Short problem:
Reproduce all of the material exactly as shown.

Dataset extract:
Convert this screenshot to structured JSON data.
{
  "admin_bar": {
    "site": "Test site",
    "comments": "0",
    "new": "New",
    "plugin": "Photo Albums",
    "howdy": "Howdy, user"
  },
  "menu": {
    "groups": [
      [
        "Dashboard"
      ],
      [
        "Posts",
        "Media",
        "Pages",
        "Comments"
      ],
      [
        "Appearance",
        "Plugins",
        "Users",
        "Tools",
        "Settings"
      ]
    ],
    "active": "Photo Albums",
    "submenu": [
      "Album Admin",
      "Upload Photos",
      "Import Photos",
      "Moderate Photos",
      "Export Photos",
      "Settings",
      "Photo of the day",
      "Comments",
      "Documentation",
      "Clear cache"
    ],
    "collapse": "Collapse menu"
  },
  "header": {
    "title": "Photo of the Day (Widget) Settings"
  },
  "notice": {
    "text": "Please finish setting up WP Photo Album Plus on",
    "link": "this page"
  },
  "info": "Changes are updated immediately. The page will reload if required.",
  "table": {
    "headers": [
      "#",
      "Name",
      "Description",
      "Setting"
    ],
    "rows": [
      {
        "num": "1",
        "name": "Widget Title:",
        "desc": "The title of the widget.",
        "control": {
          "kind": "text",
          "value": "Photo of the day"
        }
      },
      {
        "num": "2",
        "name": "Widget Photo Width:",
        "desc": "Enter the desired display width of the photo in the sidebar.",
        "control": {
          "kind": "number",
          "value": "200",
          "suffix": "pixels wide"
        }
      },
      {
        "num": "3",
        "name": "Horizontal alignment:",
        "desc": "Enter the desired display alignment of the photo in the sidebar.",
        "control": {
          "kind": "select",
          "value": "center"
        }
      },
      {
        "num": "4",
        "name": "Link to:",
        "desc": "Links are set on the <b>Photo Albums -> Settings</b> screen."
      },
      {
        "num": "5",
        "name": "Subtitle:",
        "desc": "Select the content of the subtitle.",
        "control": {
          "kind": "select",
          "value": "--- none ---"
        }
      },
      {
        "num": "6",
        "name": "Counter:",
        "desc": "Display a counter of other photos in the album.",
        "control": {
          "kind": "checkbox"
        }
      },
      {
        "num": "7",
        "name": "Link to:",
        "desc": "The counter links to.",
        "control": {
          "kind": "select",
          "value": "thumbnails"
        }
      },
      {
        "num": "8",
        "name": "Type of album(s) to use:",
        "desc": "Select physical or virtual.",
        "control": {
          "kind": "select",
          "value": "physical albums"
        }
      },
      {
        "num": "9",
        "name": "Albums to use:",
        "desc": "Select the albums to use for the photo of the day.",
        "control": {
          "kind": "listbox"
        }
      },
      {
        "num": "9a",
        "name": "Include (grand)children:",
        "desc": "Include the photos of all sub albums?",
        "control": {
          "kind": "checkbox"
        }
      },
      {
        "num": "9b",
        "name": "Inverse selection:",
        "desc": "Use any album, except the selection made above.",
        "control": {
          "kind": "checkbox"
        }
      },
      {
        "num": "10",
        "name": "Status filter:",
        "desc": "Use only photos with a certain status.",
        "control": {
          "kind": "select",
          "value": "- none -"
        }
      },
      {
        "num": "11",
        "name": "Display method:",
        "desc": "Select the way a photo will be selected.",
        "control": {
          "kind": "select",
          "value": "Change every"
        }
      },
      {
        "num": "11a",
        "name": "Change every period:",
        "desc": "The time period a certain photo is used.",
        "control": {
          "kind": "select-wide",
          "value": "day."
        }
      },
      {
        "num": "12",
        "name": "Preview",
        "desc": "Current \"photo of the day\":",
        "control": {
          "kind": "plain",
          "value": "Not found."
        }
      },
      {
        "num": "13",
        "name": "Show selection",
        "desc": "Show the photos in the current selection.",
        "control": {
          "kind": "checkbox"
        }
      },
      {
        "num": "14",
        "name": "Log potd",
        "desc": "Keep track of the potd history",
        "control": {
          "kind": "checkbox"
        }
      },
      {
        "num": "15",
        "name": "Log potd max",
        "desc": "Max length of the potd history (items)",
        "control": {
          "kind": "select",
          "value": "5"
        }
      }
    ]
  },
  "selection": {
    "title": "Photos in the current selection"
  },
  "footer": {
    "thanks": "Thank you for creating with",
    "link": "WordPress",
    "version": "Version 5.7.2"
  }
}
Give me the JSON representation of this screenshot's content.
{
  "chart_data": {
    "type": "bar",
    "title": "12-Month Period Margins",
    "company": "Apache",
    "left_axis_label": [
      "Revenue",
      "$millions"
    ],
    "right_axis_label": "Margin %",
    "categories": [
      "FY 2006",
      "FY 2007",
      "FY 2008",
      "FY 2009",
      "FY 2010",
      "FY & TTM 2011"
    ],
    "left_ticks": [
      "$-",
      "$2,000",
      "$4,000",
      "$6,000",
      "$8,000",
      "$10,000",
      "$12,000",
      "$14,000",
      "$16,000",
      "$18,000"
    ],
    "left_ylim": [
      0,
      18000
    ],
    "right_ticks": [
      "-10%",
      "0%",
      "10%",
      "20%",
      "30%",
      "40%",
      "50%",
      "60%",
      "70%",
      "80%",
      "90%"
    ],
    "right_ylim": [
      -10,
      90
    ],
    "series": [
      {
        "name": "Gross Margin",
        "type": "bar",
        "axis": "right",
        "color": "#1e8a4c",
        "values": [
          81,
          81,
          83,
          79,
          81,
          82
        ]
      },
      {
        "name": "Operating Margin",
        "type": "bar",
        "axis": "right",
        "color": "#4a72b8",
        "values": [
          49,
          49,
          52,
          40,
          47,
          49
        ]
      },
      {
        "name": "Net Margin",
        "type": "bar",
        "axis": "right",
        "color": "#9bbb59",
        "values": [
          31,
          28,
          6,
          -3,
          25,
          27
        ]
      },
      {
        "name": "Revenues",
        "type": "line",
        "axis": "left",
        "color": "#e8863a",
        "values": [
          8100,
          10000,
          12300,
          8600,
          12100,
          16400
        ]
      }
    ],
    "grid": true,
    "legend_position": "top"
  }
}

Exercise solution:
Convert this screenshot to structured JSON data.
{
  "admin_bar": {
    "site": "Test site",
    "comments": "0",
    "new": "New",
    "plugin": "Photo Albums",
    "howdy": "Howdy, user"
  },
  "menu": {
    "groups": [
      [
        "Dashboard"
      ],
      [
        "Posts",
        "Media",
        "Pages",
        "Comments"
      ],
      [
        "Appearance",
        "Plugins",
        "Users",
        "Tools",
        "Settings"
      ]
    ],
    "active": "Photo Albums",
    "submenu": [
      "Album Admin",
      "Upload Photos",
      "Import Photos",
      "Moderate Photos",
      "Export Photos",
      "Settings",
      "Photo of the day",
      "Comments",
      "Documentation",
      "Clear cache"
    ],
    "collapse": "Collapse menu"
  },
  "header": {
    "title": "Photo of the Day (Widget) Settings"
  },
  "notice": {
    "text": "Please finish setting up WP Photo Album Plus on",
    "link": "this page"
  },
  "info": "Changes are updated immediately. The page will reload if required.",
  "table": {
    "headers": [
      "#",
      "Name",
      "Description",
      "Setting"
    ],
    "rows": [
      {
        "num": "1",
        "name": "Widget Title:",
        "desc": "The title of the widget.",
        "control": {
          "kind": "text",
          "value": "Photo of the day"
        }
      },
      {
        "num": "2",
        "name": "Widget Photo Width:",
        "desc": "Enter the desired display width of the photo in the sidebar.",
        "control": {
          "kind": "number",
          "value": "200",
          "suffix": "pixels wide"
        }
      },
      {
        "num": "3",
        "name": "Horizontal alignment:",
        "desc": "Enter the desired display alignment of the photo in the sidebar.",
        "control": {
          "kind": "select",
          "value": "center"
        }
      },
      {
        "num": "4",
        "name": "Link to:",
        "desc": "Links are set on the <b>Photo Albums -> Settings</b> screen."
      },
      {
        "num": "5",
        "name": "Subtitle:",
        "desc": "Select the content of the subtitle.",
        "control": {
          "kind": "select",
          "value": "--- none ---"
        }
      },
      {
        "num": "6",
        "name": "Counter:",
        "desc": "Display a counter of other photos in the album.",
        "control": {
          "kind": "checkbox"
        }
      },
      {
        "num": "7",
        "name": "Link to:",
        "desc": "The counter links to.",
        "control": {
          "kind": "select",
          "value": "thumbnails"
        }
      },
      {
        "num": "8",
        "name": "Type of album(s) to use:",
        "desc": "Select physical or virtual.",
        "control": {
          "kind": "select",
          "value": "physical albums"
        }
      },
      {
        "num": "9",
        "name": "Albums to use:",
        "desc": "Select the albums to use for the photo of the day.",
        "control": {
          "kind": "listbox"
        }
      },
      {
        "num": "9a",
        "name": "Include (grand)children:",
        "desc": "Include the photos of all sub albums?",
        "control": {
          "kind": "checkbox"
        }
      },
      {
        "num": "9b",
        "name": "Inverse selection:",
        "desc": "Use any album, except the selection made above.",
        "control": {
          "kind": "checkbox"
        }
      },
      {
        "num": "10",
        "name": "Status filter:",
        "desc": "Use only photos with a certain status.",
        "control": {
          "kind": "select",
          "value": "- none -"
        }
      },
      {
        "num": "11",
        "name": "Display method:",
        "desc": "Select the way a photo will be selected.",
        "control": {
          "kind": "select",
          "value": "Change every"
        }
      },
      {
        "num": "11a",
        "name": "Change every period:",
        "desc": "The time period a certain photo is used.",
        "control": {
          "kind": "select-wide",
          "value": "day."
        }
      },
      {
        "num": "12",
        "name": "Preview",
        "desc": "Current \"photo of the day\":",
        "control": {
          "kind": "plain",
          "value": "Not found."
        }
      },
      {
        "num": "13",
        "name": "Show selection",
        "desc": "Show the photos in the current selection.",
        "control": {
          "kind": "checkbox"
        }
      },
      {
        "num": "14",
        "name": "Log potd",
        "desc": "Keep track of the potd history",
        "control": {
          "kind": "checkbox"
        }
      },
      {
        "num": "15",
        "name": "Log potd max",
        "desc": "Max length of the potd history (items)",
        "control": {
          "kind": "select",
          "value": "5"
        }
      }
    ]
  },
  "selection": {
    "title": "Photos in the current selection"
  },
  "footer": {
    "thanks": "Thank you for creating with",
    "link": "WordPress",
    "version": "Version 5.7.2"
  }
}
Give me the JSON representation of this screenshot's content.
{
  "chart_data": {
    "type": "bar",
    "title": "12-Month Period Margins",
    "company": "Apache",
    "left_axis_label": [
      "Revenue",
      "$millions"
    ],
    "right_axis_label": "Margin %",
    "categories": [
      "FY 2006",
      "FY 2007",
      "FY 2008",
      "FY 2009",
      "FY 2010",
      "FY & TTM 2011"
    ],
    "left_ticks": [
      "$-",
      "$2,000",
      "$4,000",
      "$6,000",
      "$8,000",
      "$10,000",
      "$12,000",
      "$14,000",
      "$16,000",
      "$18,000"
    ],
    "left_ylim": [
      0,
      18000
    ],
    "right_ticks": [
      "-10%",
      "0%",
      "10%",
      "20%",
      "30%",
      "40%",
      "50%",
      "60%",
      "70%",
      "80%",
      "90%"
    ],
    "right_ylim": [
      -10,
      90
    ],
    "series": [
      {
        "name": "Gross Margin",
        "type": "bar",
        "axis": "right",
        "color": "#1e8a4c",
        "values": [
          81,
          81,
          83,
          79,
          81,
          82
        ]
      },
      {
        "name": "Operating Margin",
        "type": "bar",
        "axis": "right",
        "color": "#4a72b8",
        "values": [
          49,
          49,
          52,
          40,
          47,
          49
        ]
      },
      {
        "name": "Net Margin",
        "type": "bar",
        "axis": "right",
        "color": "#9bbb59",
        "values": [
          31,
          28,
          6,
          -3,
          25,
          27
        ]
      },
      {
        "name": "Revenues",
        "type": "line",
        "axis": "left",
        "color": "#e8863a",
        "values": [
          8100,
          10000,
          12300,
          8600,
          12100,
          16400
        ]
      }
    ],
    "grid": true,
    "legend_position": "top"
  }
}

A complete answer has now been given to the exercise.